(Data entries)
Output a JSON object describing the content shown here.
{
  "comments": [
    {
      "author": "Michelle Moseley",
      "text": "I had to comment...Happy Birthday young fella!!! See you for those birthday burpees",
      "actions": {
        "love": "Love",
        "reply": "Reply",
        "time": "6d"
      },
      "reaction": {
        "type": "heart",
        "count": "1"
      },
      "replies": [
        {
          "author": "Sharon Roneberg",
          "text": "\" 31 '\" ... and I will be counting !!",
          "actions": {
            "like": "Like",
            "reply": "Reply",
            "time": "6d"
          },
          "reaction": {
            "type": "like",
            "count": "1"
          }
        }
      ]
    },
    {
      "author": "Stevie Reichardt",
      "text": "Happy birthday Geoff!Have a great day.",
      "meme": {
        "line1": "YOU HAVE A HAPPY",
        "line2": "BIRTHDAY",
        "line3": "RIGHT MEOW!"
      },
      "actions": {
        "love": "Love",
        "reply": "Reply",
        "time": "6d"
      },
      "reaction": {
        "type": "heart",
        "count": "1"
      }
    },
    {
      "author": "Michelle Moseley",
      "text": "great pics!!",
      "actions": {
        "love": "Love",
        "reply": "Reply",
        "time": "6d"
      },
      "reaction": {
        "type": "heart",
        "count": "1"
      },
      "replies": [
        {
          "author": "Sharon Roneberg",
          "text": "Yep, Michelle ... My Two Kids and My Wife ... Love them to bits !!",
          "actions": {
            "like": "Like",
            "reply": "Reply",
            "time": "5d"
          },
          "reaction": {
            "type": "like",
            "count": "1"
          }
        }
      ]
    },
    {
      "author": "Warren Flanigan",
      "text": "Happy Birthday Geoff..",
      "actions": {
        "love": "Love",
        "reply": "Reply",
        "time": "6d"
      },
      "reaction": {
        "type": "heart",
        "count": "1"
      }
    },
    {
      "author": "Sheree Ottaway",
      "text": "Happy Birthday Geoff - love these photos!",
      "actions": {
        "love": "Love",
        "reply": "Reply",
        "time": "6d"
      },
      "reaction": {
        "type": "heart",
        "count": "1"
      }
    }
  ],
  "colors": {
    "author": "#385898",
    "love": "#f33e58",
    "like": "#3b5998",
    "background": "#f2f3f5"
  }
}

-- Task statement --
Read the data above. Pull out each line in which the string "author" appears.

-- Response to this task --
      "author": "Michelle Moseley",
          "author": "Sharon Roneberg",
      "author": "Stevie Reichardt",
      "author": "Michelle Moseley",
          "author": "Sharon Roneberg",
      "author": "Warren Flanigan",
      "author": "Sheree Ottaway",
    "author": "#385898",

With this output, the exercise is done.